> _Instructions to follow_: Pull out every line below holding the word "text".

======

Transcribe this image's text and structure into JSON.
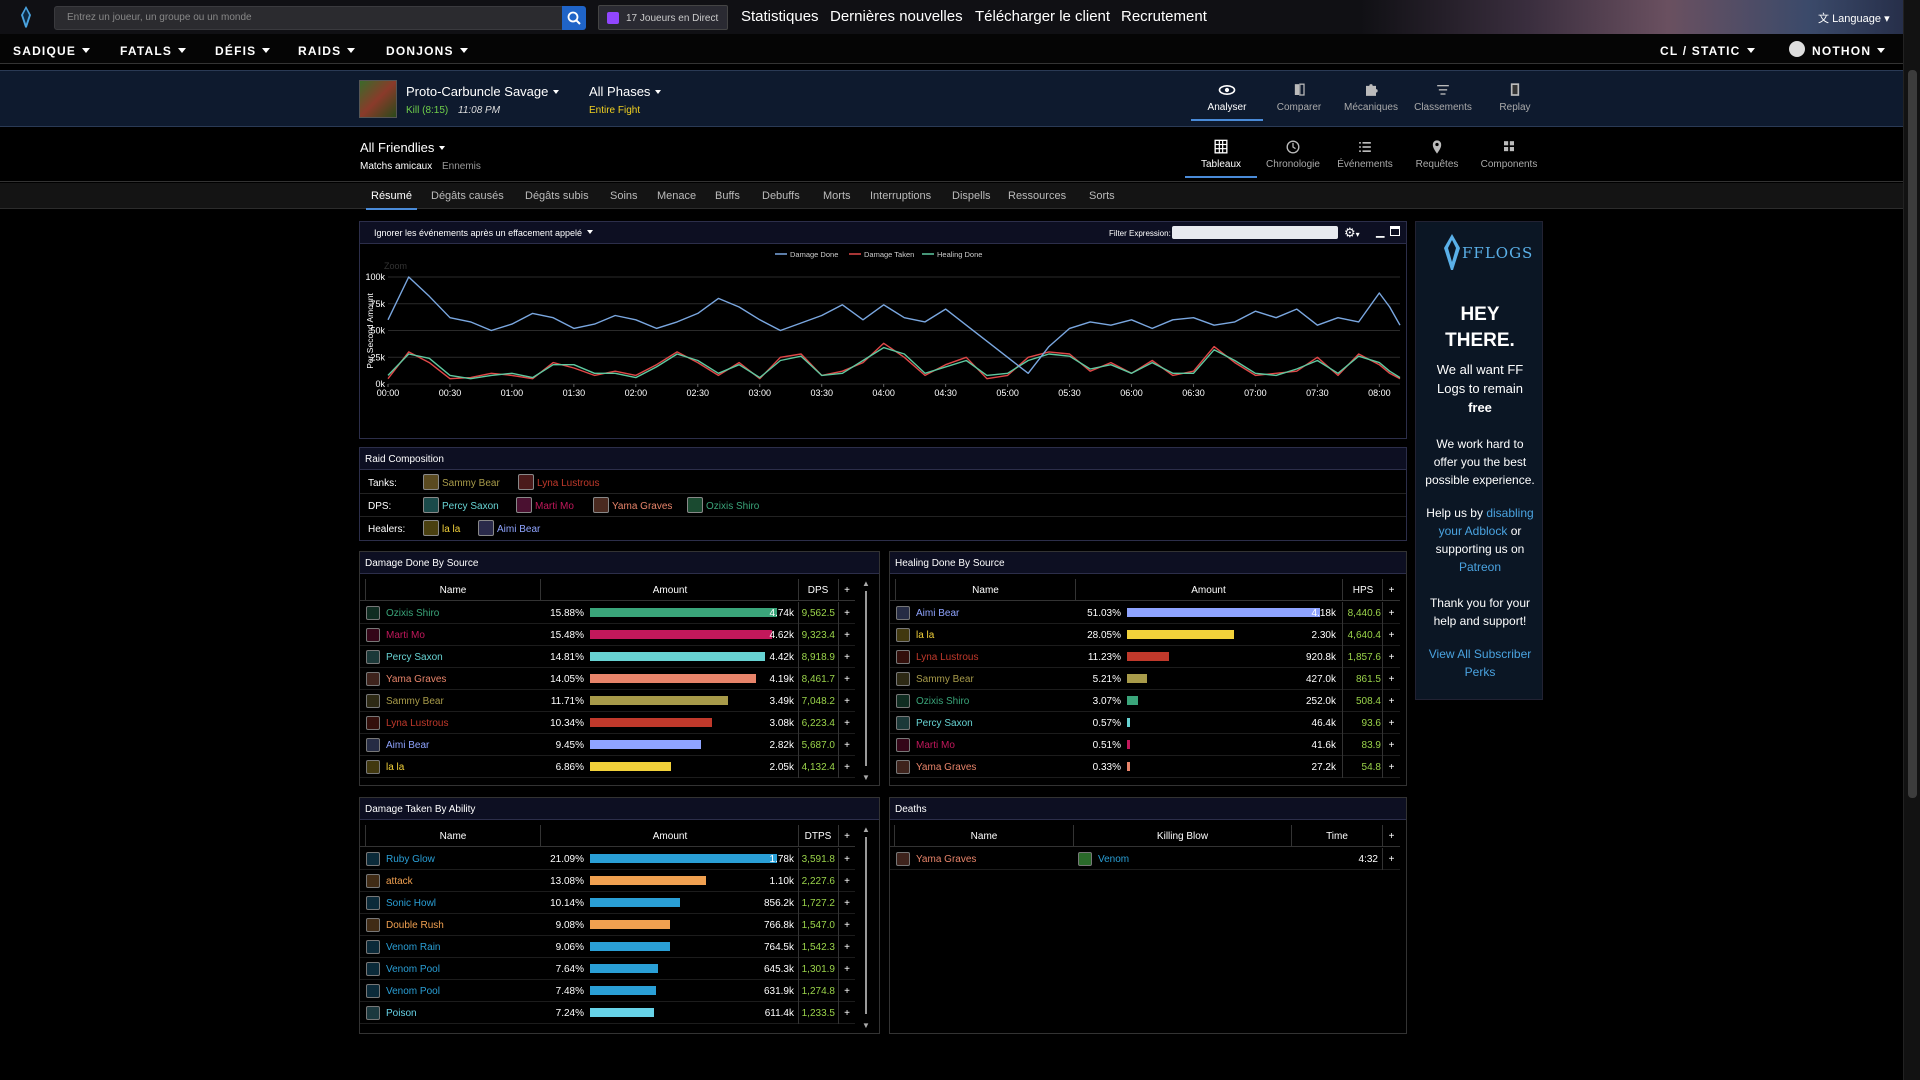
{
  "topbar": {
    "search_placeholder": "Entrez un joueur, un groupe ou un monde",
    "live_label": "17 Joueurs en Direct",
    "nav": [
      "Statistiques",
      "Dernières nouvelles",
      "Télécharger le client",
      "Recrutement"
    ],
    "language": "Language"
  },
  "menubar": {
    "left": [
      "SADIQUE",
      "FATALS",
      "DÉFIS",
      "RAIDS",
      "DONJONS"
    ],
    "static": "CL / STATIC",
    "user": "NOTHON"
  },
  "report": {
    "boss": "Proto-Carbuncle Savage",
    "kill": "Kill (8:15)",
    "time": "11:08 PM",
    "phases": "All Phases",
    "phase_sub": "Entire Fight",
    "view_tabs": [
      "Analyser",
      "Comparer",
      "Mécaniques",
      "Classements",
      "Replay"
    ],
    "view_icons": [
      "eye-icon",
      "compare-icon",
      "puzzle-icon",
      "rankings-icon",
      "replay-icon"
    ]
  },
  "filter": {
    "friendlies": "All Friendlies",
    "matches": "Matchs amicaux",
    "enemies": "Ennemis",
    "mode_tabs": [
      "Tableaux",
      "Chronologie",
      "Événements",
      "Requêtes",
      "Components"
    ],
    "mode_icons": [
      "table-icon",
      "clock-icon",
      "list-icon",
      "pin-icon",
      "grid-icon"
    ]
  },
  "subtabs": [
    "Résumé",
    "Dégâts causés",
    "Dégâts subis",
    "Soins",
    "Menace",
    "Buffs",
    "Debuffs",
    "Morts",
    "Interruptions",
    "Dispells",
    "Ressources",
    "Sorts"
  ],
  "chart_panel": {
    "ignore_label": "Ignorer les événements après un effacement appelé",
    "filter_label": "Filter Expression:",
    "zoom_label": "Zoom"
  },
  "chart_data": {
    "type": "line",
    "ylabel": "Per Second Amount",
    "yticks": [
      "0k",
      "25k",
      "50k",
      "75k",
      "100k"
    ],
    "xticks": [
      "00:00",
      "00:30",
      "01:00",
      "01:30",
      "02:00",
      "02:30",
      "03:00",
      "03:30",
      "04:00",
      "04:30",
      "05:00",
      "05:30",
      "06:00",
      "06:30",
      "07:00",
      "07:30",
      "08:00"
    ],
    "ylim": [
      0,
      100
    ],
    "xlim": [
      0,
      490
    ],
    "series": [
      {
        "name": "Damage Done",
        "color": "#7aa7e0",
        "x": [
          0,
          10,
          20,
          30,
          40,
          50,
          60,
          70,
          80,
          90,
          100,
          110,
          120,
          130,
          140,
          150,
          160,
          170,
          180,
          190,
          200,
          210,
          220,
          230,
          240,
          250,
          260,
          270,
          280,
          290,
          300,
          310,
          320,
          330,
          340,
          350,
          360,
          370,
          380,
          390,
          400,
          410,
          420,
          430,
          440,
          450,
          460,
          470,
          480,
          485,
          490
        ],
        "y": [
          60,
          100,
          82,
          62,
          58,
          50,
          56,
          66,
          62,
          52,
          56,
          64,
          60,
          52,
          58,
          66,
          80,
          72,
          60,
          50,
          57,
          64,
          74,
          60,
          74,
          62,
          58,
          70,
          55,
          40,
          25,
          10,
          35,
          52,
          58,
          55,
          60,
          52,
          60,
          62,
          55,
          58,
          68,
          62,
          70,
          55,
          62,
          58,
          85,
          72,
          55
        ]
      },
      {
        "name": "Damage Taken",
        "color": "#e04848",
        "x": [
          0,
          10,
          20,
          30,
          40,
          50,
          60,
          70,
          80,
          90,
          100,
          110,
          120,
          130,
          140,
          150,
          160,
          170,
          180,
          190,
          200,
          210,
          220,
          230,
          240,
          250,
          260,
          270,
          280,
          290,
          300,
          310,
          320,
          330,
          340,
          350,
          360,
          370,
          380,
          390,
          400,
          410,
          420,
          430,
          440,
          450,
          460,
          470,
          480,
          485,
          490
        ],
        "y": [
          5,
          30,
          20,
          5,
          6,
          10,
          8,
          5,
          20,
          15,
          8,
          12,
          8,
          18,
          30,
          20,
          8,
          20,
          5,
          25,
          28,
          8,
          12,
          20,
          38,
          25,
          8,
          18,
          25,
          5,
          8,
          25,
          30,
          28,
          12,
          20,
          10,
          22,
          8,
          12,
          35,
          20,
          8,
          10,
          12,
          25,
          8,
          28,
          18,
          10,
          5
        ]
      },
      {
        "name": "Healing Done",
        "color": "#5ec9a0",
        "x": [
          0,
          10,
          20,
          30,
          40,
          50,
          60,
          70,
          80,
          90,
          100,
          110,
          120,
          130,
          140,
          150,
          160,
          170,
          180,
          190,
          200,
          210,
          220,
          230,
          240,
          250,
          260,
          270,
          280,
          290,
          300,
          310,
          320,
          330,
          340,
          350,
          360,
          370,
          380,
          390,
          400,
          410,
          420,
          430,
          440,
          450,
          460,
          470,
          480,
          485,
          490
        ],
        "y": [
          8,
          28,
          24,
          8,
          5,
          8,
          10,
          6,
          18,
          18,
          10,
          10,
          6,
          16,
          28,
          22,
          10,
          18,
          6,
          22,
          26,
          8,
          10,
          22,
          34,
          28,
          10,
          16,
          22,
          8,
          10,
          22,
          28,
          26,
          14,
          18,
          10,
          20,
          10,
          10,
          32,
          22,
          10,
          8,
          14,
          22,
          10,
          26,
          20,
          12,
          6
        ]
      }
    ]
  },
  "raid_comp": {
    "title": "Raid Composition",
    "rows": [
      {
        "label": "Tanks:",
        "players": [
          {
            "name": "Sammy Bear",
            "color": "#a89b4a"
          },
          {
            "name": "Lyna Lustrous",
            "color": "#c0392b"
          }
        ]
      },
      {
        "label": "DPS:",
        "players": [
          {
            "name": "Percy Saxon",
            "color": "#67d3d3"
          },
          {
            "name": "Marti Mo",
            "color": "#c2185b"
          },
          {
            "name": "Yama Graves",
            "color": "#e8846a"
          },
          {
            "name": "Ozixis Shiro",
            "color": "#3aa57a"
          }
        ]
      },
      {
        "label": "Healers:",
        "players": [
          {
            "name": "la la",
            "color": "#f2d13a"
          },
          {
            "name": "Aimi Bear",
            "color": "#8fa4ff"
          }
        ]
      }
    ]
  },
  "damage_done": {
    "title": "Damage Done By Source",
    "cols": [
      "Name",
      "Amount",
      "DPS",
      "+"
    ],
    "rows": [
      {
        "name": "Ozixis Shiro",
        "pct": "15.88%",
        "amt": "4.74k",
        "rate": "9,562.5",
        "frac": 1.0,
        "color": "#3aa57a"
      },
      {
        "name": "Marti Mo",
        "pct": "15.48%",
        "amt": "4.62k",
        "rate": "9,323.4",
        "frac": 0.975,
        "color": "#c2185b"
      },
      {
        "name": "Percy Saxon",
        "pct": "14.81%",
        "amt": "4.42k",
        "rate": "8,918.9",
        "frac": 0.933,
        "color": "#67d3d3"
      },
      {
        "name": "Yama Graves",
        "pct": "14.05%",
        "amt": "4.19k",
        "rate": "8,461.7",
        "frac": 0.885,
        "color": "#e8846a"
      },
      {
        "name": "Sammy Bear",
        "pct": "11.71%",
        "amt": "3.49k",
        "rate": "7,048.2",
        "frac": 0.737,
        "color": "#a89b4a"
      },
      {
        "name": "Lyna Lustrous",
        "pct": "10.34%",
        "amt": "3.08k",
        "rate": "6,223.4",
        "frac": 0.651,
        "color": "#c0392b"
      },
      {
        "name": "Aimi Bear",
        "pct": "9.45%",
        "amt": "2.82k",
        "rate": "5,687.0",
        "frac": 0.595,
        "color": "#8fa4ff"
      },
      {
        "name": "la la",
        "pct": "6.86%",
        "amt": "2.05k",
        "rate": "4,132.4",
        "frac": 0.432,
        "color": "#f2d13a"
      }
    ]
  },
  "healing_done": {
    "title": "Healing Done By Source",
    "cols": [
      "Name",
      "Amount",
      "HPS",
      "+"
    ],
    "rows": [
      {
        "name": "Aimi Bear",
        "pct": "51.03%",
        "amt": "4.18k",
        "rate": "8,440.6",
        "frac": 1.0,
        "color": "#8fa4ff"
      },
      {
        "name": "la la",
        "pct": "28.05%",
        "amt": "2.30k",
        "rate": "4,640.4",
        "frac": 0.55,
        "color": "#f2d13a"
      },
      {
        "name": "Lyna Lustrous",
        "pct": "11.23%",
        "amt": "920.8k",
        "rate": "1,857.6",
        "frac": 0.22,
        "color": "#c0392b"
      },
      {
        "name": "Sammy Bear",
        "pct": "5.21%",
        "amt": "427.0k",
        "rate": "861.5",
        "frac": 0.102,
        "color": "#a89b4a"
      },
      {
        "name": "Ozixis Shiro",
        "pct": "3.07%",
        "amt": "252.0k",
        "rate": "508.4",
        "frac": 0.06,
        "color": "#3aa57a"
      },
      {
        "name": "Percy Saxon",
        "pct": "0.57%",
        "amt": "46.4k",
        "rate": "93.6",
        "frac": 0.011,
        "color": "#67d3d3"
      },
      {
        "name": "Marti Mo",
        "pct": "0.51%",
        "amt": "41.6k",
        "rate": "83.9",
        "frac": 0.01,
        "color": "#c2185b"
      },
      {
        "name": "Yama Graves",
        "pct": "0.33%",
        "amt": "27.2k",
        "rate": "54.8",
        "frac": 0.006,
        "color": "#e8846a"
      }
    ]
  },
  "damage_taken": {
    "title": "Damage Taken By Ability",
    "cols": [
      "Name",
      "Amount",
      "DTPS",
      "+"
    ],
    "rows": [
      {
        "name": "Ruby Glow",
        "pct": "21.09%",
        "amt": "1.78k",
        "rate": "3,591.8",
        "frac": 1.0,
        "color": "#2a9fd6"
      },
      {
        "name": "attack",
        "pct": "13.08%",
        "amt": "1.10k",
        "rate": "2,227.6",
        "frac": 0.62,
        "color": "#f0a050"
      },
      {
        "name": "Sonic Howl",
        "pct": "10.14%",
        "amt": "856.2k",
        "rate": "1,727.2",
        "frac": 0.481,
        "color": "#2a9fd6"
      },
      {
        "name": "Double Rush",
        "pct": "9.08%",
        "amt": "766.8k",
        "rate": "1,547.0",
        "frac": 0.43,
        "color": "#f0a050"
      },
      {
        "name": "Venom Rain",
        "pct": "9.06%",
        "amt": "764.5k",
        "rate": "1,542.3",
        "frac": 0.43,
        "color": "#2a9fd6"
      },
      {
        "name": "Venom Pool",
        "pct": "7.64%",
        "amt": "645.3k",
        "rate": "1,301.9",
        "frac": 0.362,
        "color": "#2a9fd6"
      },
      {
        "name": "Venom Pool",
        "pct": "7.48%",
        "amt": "631.9k",
        "rate": "1,274.8",
        "frac": 0.355,
        "color": "#2a9fd6"
      },
      {
        "name": "Poison",
        "pct": "7.24%",
        "amt": "611.4k",
        "rate": "1,233.5",
        "frac": 0.343,
        "color": "#67d3e8"
      }
    ]
  },
  "deaths": {
    "title": "Deaths",
    "cols": [
      "Name",
      "Killing Blow",
      "Time",
      "+"
    ],
    "rows": [
      {
        "name": "Yama Graves",
        "color": "#e8846a",
        "blow": "Venom",
        "time": "4:32"
      }
    ]
  },
  "ad": {
    "brand": "FFLOGS",
    "hey": "HEY",
    "there": "THERE.",
    "l1": "We all want FF",
    "l2": "Logs to remain",
    "free": "free",
    "l3": "We work hard to",
    "l4": "offer you the best",
    "l5": "possible experience.",
    "l6": "Help us by",
    "link1": "disabling",
    "link1b": "your Adblock",
    "l7": "or",
    "l8": "supporting us on",
    "link2": "Patreon",
    "l9": "Thank you for your",
    "l10": "help and support!",
    "link3": "View All Subscriber",
    "link3b": "Perks"
  }
}
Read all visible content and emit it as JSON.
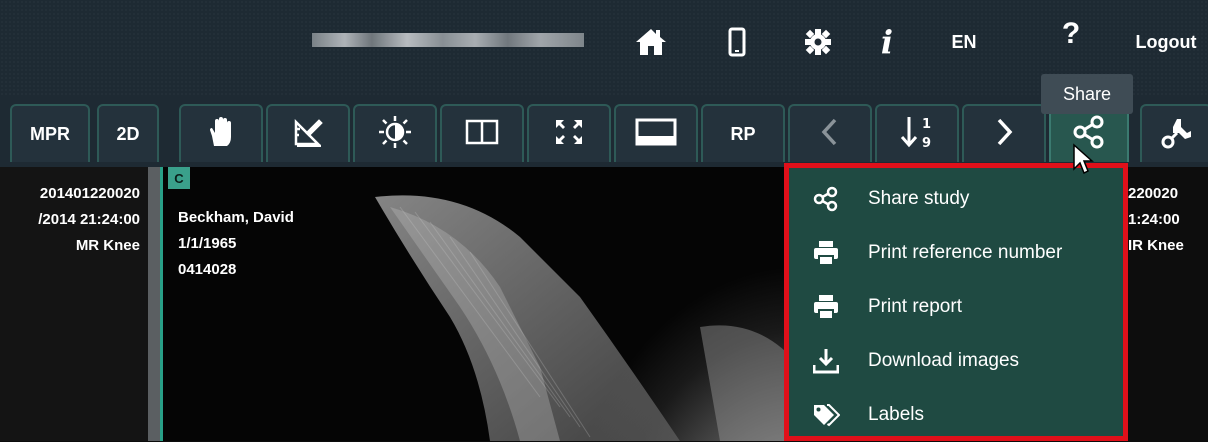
{
  "header": {
    "language": "EN",
    "help_label": "?",
    "logout_label": "Logout",
    "icons": [
      "home-icon",
      "mobile-icon",
      "gear-icon",
      "info-icon"
    ]
  },
  "tooltip": {
    "text": "Share"
  },
  "toolbar": {
    "mpr_label": "MPR",
    "twod_label": "2D",
    "rp_label": "RP",
    "icons": [
      "hand-pan-icon",
      "measure-icon",
      "contrast-icon",
      "layout-split-icon",
      "fullscreen-icon",
      "screen-icon",
      "prev-icon",
      "sort-icon",
      "next-icon",
      "share-icon",
      "tools-icon"
    ],
    "active": "share"
  },
  "viewer": {
    "left_pane": {
      "line1": "201401220020",
      "line2": "/2014 21:24:00",
      "line3": "MR Knee"
    },
    "main_pane": {
      "cell_label": "C",
      "patient_name": "Beckham, David",
      "birth_date": "1/1/1965",
      "patient_id": "0414028"
    },
    "right_pane": {
      "line1": "220020",
      "line2": "1:24:00",
      "line3": "IR Knee"
    }
  },
  "share_menu": {
    "items": [
      {
        "label": "Share study",
        "icon": "share-icon"
      },
      {
        "label": "Print reference number",
        "icon": "printer-icon"
      },
      {
        "label": "Print report",
        "icon": "printer-icon"
      },
      {
        "label": "Download images",
        "icon": "download-icon"
      },
      {
        "label": "Labels",
        "icon": "tag-icon"
      }
    ]
  },
  "colors": {
    "header_bg": "#1e2a33",
    "toolbar_active": "#28574f",
    "menu_bg": "#1f4a42",
    "menu_border": "#e0101a",
    "accent": "#3aa08b"
  }
}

======

> _Exercise output_:
Transcribe this image's text and structure into JSON.
    "text": "Share"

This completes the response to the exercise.